Task requirements
Count the lines below that contain the word "name". Give only the number.

== Data provided ==

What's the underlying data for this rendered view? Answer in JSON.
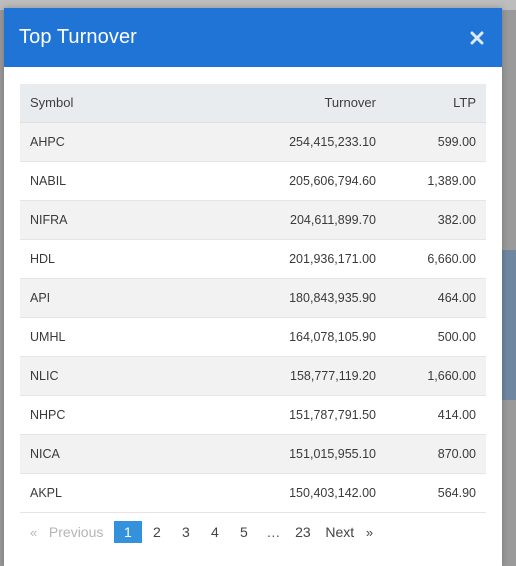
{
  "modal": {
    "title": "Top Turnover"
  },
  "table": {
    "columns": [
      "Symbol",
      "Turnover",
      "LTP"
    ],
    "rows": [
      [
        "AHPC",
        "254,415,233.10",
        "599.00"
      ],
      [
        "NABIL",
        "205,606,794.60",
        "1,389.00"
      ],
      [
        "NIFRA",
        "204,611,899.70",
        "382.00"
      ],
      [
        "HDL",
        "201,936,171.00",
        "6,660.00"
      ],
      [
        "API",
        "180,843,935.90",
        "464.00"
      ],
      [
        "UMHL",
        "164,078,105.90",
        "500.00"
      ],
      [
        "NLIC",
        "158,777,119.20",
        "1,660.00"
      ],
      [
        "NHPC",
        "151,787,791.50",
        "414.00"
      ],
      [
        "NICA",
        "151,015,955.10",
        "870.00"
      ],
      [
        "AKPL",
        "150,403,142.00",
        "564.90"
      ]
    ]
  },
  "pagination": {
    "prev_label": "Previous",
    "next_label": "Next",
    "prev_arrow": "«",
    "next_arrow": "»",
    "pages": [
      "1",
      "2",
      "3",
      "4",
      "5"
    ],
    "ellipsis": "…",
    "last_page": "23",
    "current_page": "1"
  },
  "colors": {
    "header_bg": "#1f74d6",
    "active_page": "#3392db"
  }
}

===
== Data provided ==

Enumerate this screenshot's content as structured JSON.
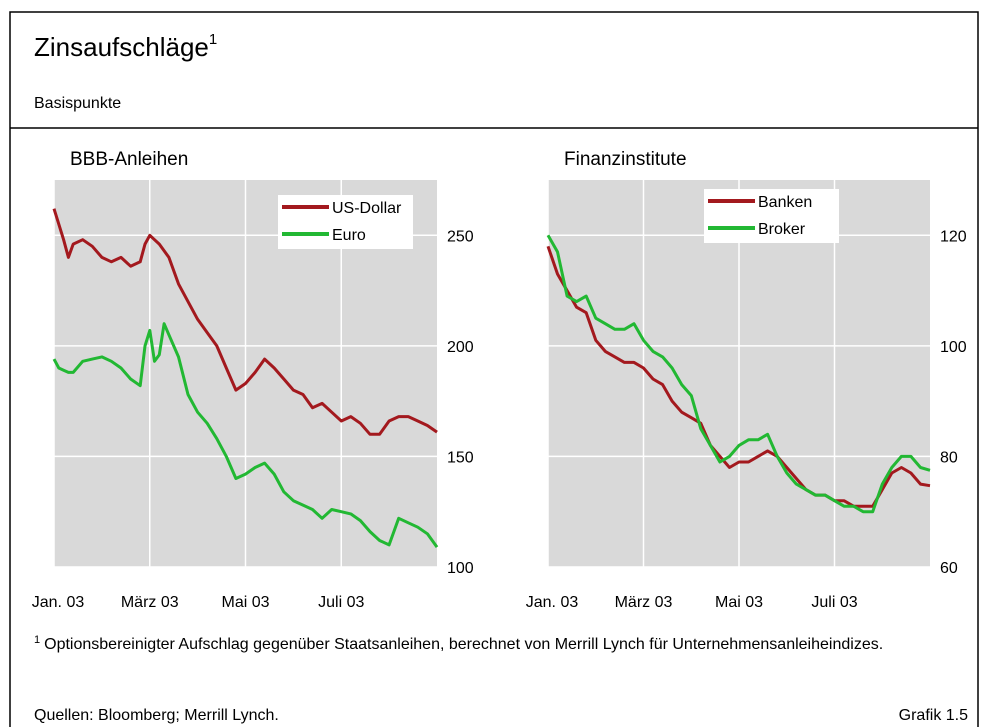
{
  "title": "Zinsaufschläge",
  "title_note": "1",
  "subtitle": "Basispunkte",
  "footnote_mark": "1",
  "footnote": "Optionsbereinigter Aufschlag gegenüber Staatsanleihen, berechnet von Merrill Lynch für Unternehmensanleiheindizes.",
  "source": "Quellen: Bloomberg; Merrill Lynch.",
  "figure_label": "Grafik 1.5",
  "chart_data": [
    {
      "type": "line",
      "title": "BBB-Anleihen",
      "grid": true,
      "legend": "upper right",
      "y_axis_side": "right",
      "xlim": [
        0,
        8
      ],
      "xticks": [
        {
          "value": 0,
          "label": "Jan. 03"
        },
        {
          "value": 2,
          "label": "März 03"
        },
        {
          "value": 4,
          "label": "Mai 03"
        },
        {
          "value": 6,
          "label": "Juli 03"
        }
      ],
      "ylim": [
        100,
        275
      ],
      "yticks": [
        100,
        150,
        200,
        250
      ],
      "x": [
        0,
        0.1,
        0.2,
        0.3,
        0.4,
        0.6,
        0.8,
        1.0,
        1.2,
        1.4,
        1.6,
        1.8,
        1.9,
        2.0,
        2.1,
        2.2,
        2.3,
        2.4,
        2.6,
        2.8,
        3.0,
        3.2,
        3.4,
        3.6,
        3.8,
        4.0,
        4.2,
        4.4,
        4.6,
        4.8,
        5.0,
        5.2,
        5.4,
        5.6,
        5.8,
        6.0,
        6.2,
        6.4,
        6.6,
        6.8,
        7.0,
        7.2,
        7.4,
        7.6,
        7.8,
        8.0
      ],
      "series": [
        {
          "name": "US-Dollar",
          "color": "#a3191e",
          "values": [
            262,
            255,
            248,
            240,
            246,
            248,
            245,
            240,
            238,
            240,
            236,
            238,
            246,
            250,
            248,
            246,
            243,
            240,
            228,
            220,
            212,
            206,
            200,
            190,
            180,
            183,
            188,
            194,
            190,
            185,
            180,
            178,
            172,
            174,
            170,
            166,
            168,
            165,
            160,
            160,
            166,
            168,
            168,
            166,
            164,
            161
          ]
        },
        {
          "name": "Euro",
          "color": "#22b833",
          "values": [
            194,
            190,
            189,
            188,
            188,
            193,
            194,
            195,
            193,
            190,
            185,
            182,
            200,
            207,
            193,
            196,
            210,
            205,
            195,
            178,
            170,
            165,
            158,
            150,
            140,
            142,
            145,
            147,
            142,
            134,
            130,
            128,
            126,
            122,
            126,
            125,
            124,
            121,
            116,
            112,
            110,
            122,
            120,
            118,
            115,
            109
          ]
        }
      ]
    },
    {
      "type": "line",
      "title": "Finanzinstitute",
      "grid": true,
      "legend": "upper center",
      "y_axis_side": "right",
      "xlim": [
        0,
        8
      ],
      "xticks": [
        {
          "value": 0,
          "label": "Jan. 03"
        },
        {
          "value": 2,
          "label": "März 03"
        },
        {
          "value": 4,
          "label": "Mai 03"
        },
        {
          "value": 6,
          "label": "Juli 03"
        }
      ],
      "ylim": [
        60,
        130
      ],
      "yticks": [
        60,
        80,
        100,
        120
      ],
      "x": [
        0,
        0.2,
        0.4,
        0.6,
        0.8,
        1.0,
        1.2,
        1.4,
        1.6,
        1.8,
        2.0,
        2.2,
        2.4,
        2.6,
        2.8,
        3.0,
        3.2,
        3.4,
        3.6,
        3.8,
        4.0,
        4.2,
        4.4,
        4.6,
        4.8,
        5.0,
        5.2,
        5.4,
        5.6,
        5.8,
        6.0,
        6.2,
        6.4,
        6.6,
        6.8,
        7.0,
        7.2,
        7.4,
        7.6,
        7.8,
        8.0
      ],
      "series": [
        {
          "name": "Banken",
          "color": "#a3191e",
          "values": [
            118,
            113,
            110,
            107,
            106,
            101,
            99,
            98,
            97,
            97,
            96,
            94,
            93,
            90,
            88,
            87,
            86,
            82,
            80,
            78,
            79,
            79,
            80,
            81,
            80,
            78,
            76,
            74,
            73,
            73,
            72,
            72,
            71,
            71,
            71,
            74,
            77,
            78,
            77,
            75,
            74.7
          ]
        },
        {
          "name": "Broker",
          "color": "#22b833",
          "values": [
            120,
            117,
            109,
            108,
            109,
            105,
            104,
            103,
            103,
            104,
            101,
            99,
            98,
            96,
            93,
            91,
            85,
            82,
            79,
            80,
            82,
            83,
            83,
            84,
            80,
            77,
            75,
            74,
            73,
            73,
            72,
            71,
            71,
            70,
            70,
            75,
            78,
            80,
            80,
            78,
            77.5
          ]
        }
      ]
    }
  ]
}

===

Correct output
4